Type out the lines below exactly as they appear, but leave out the pictures.

====

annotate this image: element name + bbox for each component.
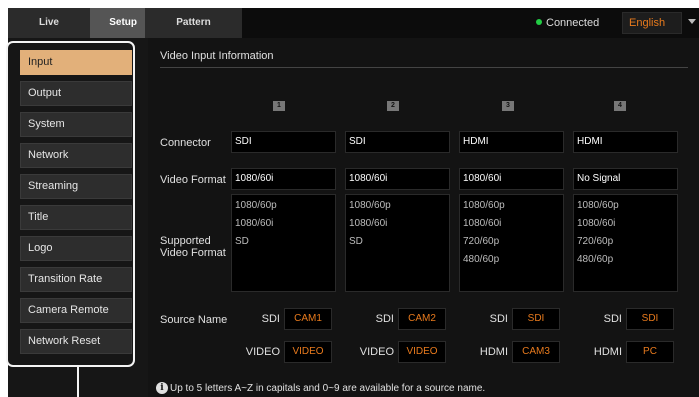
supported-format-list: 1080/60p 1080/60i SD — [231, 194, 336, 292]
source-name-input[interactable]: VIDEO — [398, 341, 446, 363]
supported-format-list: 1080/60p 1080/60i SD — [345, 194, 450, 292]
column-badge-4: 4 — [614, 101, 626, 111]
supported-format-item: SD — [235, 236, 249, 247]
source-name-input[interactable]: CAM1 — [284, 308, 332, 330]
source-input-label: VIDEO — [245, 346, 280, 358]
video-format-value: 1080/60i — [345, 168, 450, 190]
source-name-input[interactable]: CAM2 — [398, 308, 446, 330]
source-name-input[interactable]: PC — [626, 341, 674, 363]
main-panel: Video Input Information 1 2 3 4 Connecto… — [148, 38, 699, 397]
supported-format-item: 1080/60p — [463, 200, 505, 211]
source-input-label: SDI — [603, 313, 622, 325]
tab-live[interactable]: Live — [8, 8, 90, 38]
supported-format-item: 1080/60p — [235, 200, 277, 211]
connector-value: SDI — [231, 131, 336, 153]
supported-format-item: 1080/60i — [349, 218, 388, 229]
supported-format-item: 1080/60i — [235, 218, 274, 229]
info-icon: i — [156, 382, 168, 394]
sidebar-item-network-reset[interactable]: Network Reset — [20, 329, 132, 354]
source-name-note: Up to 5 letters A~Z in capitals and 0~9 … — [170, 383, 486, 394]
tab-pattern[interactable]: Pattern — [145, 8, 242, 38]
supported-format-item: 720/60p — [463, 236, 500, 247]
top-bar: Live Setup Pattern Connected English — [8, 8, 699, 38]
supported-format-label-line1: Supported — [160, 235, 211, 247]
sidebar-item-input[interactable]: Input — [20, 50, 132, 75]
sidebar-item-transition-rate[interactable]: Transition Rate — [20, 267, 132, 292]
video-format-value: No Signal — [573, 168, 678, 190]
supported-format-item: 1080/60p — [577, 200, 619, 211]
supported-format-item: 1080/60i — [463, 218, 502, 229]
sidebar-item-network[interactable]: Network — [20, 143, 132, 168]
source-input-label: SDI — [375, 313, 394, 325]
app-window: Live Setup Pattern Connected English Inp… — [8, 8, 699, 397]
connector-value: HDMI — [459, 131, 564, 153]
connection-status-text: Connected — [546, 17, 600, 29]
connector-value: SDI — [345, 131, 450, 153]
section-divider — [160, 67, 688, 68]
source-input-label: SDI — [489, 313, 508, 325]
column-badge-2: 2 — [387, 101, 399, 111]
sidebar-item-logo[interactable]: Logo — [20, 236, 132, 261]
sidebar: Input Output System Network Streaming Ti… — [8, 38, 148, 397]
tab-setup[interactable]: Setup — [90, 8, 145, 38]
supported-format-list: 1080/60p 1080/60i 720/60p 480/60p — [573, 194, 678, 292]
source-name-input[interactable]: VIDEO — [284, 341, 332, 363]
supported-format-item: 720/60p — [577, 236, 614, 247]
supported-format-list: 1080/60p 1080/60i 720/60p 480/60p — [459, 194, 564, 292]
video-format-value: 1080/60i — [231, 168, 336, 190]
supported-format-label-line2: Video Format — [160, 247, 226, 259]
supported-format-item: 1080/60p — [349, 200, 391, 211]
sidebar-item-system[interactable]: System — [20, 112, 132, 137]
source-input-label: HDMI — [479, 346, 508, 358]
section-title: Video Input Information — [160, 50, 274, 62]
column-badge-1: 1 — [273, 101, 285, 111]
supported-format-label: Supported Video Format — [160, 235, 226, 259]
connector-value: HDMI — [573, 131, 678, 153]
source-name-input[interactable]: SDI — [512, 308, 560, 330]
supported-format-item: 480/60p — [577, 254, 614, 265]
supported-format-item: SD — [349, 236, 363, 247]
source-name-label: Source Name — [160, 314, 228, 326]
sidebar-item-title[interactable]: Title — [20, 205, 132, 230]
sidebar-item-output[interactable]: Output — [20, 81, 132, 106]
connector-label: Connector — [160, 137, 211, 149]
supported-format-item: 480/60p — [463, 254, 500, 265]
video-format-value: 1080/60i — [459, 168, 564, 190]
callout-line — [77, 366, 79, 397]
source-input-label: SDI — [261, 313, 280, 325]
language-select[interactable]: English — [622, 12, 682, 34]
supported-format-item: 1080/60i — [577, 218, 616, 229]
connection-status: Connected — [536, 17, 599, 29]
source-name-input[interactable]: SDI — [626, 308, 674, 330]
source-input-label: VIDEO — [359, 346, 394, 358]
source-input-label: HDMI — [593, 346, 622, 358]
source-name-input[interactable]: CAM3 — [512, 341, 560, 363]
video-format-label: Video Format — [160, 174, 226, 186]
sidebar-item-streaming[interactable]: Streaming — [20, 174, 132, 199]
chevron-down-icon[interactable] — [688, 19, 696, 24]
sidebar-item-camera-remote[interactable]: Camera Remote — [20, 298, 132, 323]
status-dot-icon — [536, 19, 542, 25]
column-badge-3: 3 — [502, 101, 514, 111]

====

RESULT »
annotate this image: element name + bbox for each component.
supported-format-list: 1080/60p 1080/60i SD — [231, 194, 336, 292]
source-name-input[interactable]: VIDEO — [398, 341, 446, 363]
supported-format-list: 1080/60p 1080/60i SD — [345, 194, 450, 292]
column-badge-4: 4 — [614, 101, 626, 111]
supported-format-item: SD — [235, 236, 249, 247]
source-name-input[interactable]: CAM1 — [284, 308, 332, 330]
source-input-label: VIDEO — [245, 346, 280, 358]
video-format-value: 1080/60i — [345, 168, 450, 190]
source-name-input[interactable]: CAM2 — [398, 308, 446, 330]
source-name-input[interactable]: PC — [626, 341, 674, 363]
main-panel: Video Input Information 1 2 3 4 Connecto… — [148, 38, 699, 397]
supported-format-item: 1080/60p — [463, 200, 505, 211]
source-input-label: SDI — [603, 313, 622, 325]
tab-live[interactable]: Live — [8, 8, 90, 38]
supported-format-item: 1080/60p — [235, 200, 277, 211]
connector-value: SDI — [231, 131, 336, 153]
supported-format-item: 1080/60i — [349, 218, 388, 229]
supported-format-item: 1080/60i — [235, 218, 274, 229]
info-icon: i — [156, 382, 168, 394]
sidebar-item-network-reset[interactable]: Network Reset — [20, 329, 132, 354]
source-name-note: Up to 5 letters A~Z in capitals and 0~9 … — [170, 383, 486, 394]
tab-pattern[interactable]: Pattern — [145, 8, 242, 38]
supported-format-item: 720/60p — [463, 236, 500, 247]
top-bar: Live Setup Pattern Connected English — [8, 8, 699, 38]
supported-format-label-line1: Supported — [160, 235, 211, 247]
sidebar-item-input[interactable]: Input — [20, 50, 132, 75]
sidebar-item-transition-rate[interactable]: Transition Rate — [20, 267, 132, 292]
video-format-value: No Signal — [573, 168, 678, 190]
supported-format-item: 1080/60p — [577, 200, 619, 211]
supported-format-item: 1080/60i — [463, 218, 502, 229]
sidebar-item-network[interactable]: Network — [20, 143, 132, 168]
source-input-label: SDI — [375, 313, 394, 325]
app-window: Live Setup Pattern Connected English Inp… — [8, 8, 699, 397]
connector-value: HDMI — [459, 131, 564, 153]
connection-status-text: Connected — [546, 17, 600, 29]
connector-value: SDI — [345, 131, 450, 153]
section-divider — [160, 67, 688, 68]
source-input-label: SDI — [489, 313, 508, 325]
column-badge-2: 2 — [387, 101, 399, 111]
sidebar-item-logo[interactable]: Logo — [20, 236, 132, 261]
sidebar: Input Output System Network Streaming Ti… — [8, 38, 148, 397]
tab-setup[interactable]: Setup — [90, 8, 145, 38]
supported-format-list: 1080/60p 1080/60i 720/60p 480/60p — [573, 194, 678, 292]
source-name-input[interactable]: VIDEO — [284, 341, 332, 363]
supported-format-item: 720/60p — [577, 236, 614, 247]
supported-format-list: 1080/60p 1080/60i 720/60p 480/60p — [459, 194, 564, 292]
video-format-value: 1080/60i — [231, 168, 336, 190]
supported-format-label-line2: Video Format — [160, 247, 226, 259]
supported-format-item: 1080/60p — [349, 200, 391, 211]
sidebar-item-system[interactable]: System — [20, 112, 132, 137]
source-input-label: HDMI — [479, 346, 508, 358]
section-title: Video Input Information — [160, 50, 274, 62]
column-badge-1: 1 — [273, 101, 285, 111]
supported-format-label: Supported Video Format — [160, 235, 226, 259]
connector-value: HDMI — [573, 131, 678, 153]
source-name-input[interactable]: SDI — [512, 308, 560, 330]
supported-format-item: 480/60p — [577, 254, 614, 265]
supported-format-item: SD — [349, 236, 363, 247]
source-name-label: Source Name — [160, 314, 228, 326]
sidebar-item-title[interactable]: Title — [20, 205, 132, 230]
sidebar-item-output[interactable]: Output — [20, 81, 132, 106]
connector-label: Connector — [160, 137, 211, 149]
supported-format-item: 480/60p — [463, 254, 500, 265]
video-format-value: 1080/60i — [459, 168, 564, 190]
callout-line — [77, 366, 79, 397]
source-input-label: SDI — [261, 313, 280, 325]
language-select[interactable]: English — [622, 12, 682, 34]
supported-format-item: 1080/60i — [577, 218, 616, 229]
connection-status: Connected — [536, 17, 599, 29]
source-name-input[interactable]: SDI — [626, 308, 674, 330]
source-input-label: VIDEO — [359, 346, 394, 358]
source-input-label: HDMI — [593, 346, 622, 358]
source-name-input[interactable]: CAM3 — [512, 341, 560, 363]
video-format-label: Video Format — [160, 174, 226, 186]
sidebar-item-streaming[interactable]: Streaming — [20, 174, 132, 199]
chevron-down-icon[interactable] — [688, 19, 696, 24]
sidebar-item-camera-remote[interactable]: Camera Remote — [20, 298, 132, 323]
status-dot-icon — [536, 19, 542, 25]
column-badge-3: 3 — [502, 101, 514, 111]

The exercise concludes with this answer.